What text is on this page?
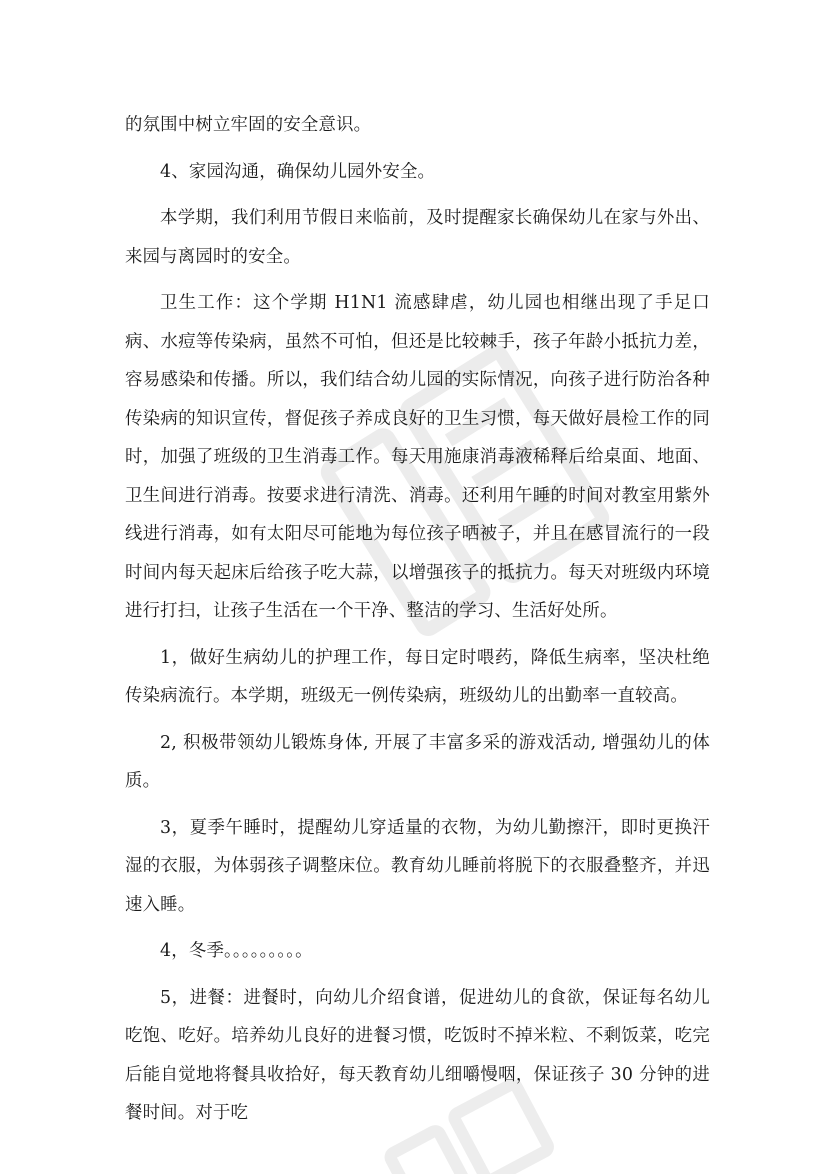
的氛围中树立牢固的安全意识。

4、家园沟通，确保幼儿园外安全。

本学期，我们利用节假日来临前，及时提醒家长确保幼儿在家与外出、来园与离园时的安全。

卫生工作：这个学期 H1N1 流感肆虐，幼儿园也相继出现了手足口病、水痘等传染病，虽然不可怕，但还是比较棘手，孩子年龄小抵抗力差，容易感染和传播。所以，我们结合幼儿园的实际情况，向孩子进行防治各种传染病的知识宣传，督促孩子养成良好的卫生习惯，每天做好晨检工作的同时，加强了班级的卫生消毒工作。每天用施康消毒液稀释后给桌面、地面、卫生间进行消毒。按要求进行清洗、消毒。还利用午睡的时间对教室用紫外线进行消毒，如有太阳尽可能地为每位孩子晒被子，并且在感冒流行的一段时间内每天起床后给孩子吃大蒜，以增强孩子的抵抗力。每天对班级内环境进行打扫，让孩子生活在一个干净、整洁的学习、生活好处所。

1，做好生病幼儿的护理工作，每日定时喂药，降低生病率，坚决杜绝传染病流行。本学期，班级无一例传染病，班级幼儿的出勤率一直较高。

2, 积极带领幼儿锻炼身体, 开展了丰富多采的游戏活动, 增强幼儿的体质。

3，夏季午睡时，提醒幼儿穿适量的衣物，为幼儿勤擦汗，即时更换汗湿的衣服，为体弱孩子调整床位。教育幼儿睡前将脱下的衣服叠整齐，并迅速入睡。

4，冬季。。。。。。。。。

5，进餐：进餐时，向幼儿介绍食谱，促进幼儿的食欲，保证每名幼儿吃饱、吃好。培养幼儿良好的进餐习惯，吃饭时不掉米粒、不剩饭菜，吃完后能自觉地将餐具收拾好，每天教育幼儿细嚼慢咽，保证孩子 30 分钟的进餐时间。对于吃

#####

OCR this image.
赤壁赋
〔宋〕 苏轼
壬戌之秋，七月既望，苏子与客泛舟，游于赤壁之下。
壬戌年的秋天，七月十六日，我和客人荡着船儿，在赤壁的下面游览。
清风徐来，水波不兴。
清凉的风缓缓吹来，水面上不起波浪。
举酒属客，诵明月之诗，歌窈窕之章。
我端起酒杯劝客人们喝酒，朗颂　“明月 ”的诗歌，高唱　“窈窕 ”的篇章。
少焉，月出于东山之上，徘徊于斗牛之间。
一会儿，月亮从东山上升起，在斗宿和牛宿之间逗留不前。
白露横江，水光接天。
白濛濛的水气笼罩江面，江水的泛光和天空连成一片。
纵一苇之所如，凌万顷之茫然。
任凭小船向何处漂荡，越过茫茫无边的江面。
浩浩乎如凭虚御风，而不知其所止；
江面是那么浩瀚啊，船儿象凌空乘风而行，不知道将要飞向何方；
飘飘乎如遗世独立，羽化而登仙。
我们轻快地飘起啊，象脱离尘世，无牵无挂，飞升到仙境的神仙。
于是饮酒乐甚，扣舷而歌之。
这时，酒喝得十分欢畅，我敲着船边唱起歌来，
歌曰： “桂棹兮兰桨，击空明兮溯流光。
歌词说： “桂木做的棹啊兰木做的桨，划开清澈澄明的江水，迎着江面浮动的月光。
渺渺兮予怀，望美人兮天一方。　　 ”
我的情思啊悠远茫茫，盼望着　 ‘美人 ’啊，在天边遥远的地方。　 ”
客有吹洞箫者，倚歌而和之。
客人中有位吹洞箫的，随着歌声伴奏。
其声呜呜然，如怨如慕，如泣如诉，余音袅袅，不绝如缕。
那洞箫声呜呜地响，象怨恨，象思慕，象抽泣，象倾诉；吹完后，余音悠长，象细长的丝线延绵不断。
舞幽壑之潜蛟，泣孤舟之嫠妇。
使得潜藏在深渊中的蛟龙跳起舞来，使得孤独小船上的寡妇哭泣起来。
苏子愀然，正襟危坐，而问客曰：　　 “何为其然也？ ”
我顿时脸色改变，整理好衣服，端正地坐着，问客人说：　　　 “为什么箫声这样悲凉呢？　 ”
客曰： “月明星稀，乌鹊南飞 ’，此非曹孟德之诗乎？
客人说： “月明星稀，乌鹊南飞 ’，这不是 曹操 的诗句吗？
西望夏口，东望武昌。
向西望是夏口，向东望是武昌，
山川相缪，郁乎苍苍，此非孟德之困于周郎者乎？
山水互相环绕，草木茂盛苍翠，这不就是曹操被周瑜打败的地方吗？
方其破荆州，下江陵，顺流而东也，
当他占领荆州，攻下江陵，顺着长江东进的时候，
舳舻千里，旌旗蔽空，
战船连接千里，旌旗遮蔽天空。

#####

• Task description
Identify and extract each line of the listing that contains "月明星稀".

• Finished exercise
客曰： “月明星稀，乌鹊南飞 ’，此非曹孟德之诗乎？
客人说： “月明星稀，乌鹊南飞 ’，这不是 曹操 的诗句吗？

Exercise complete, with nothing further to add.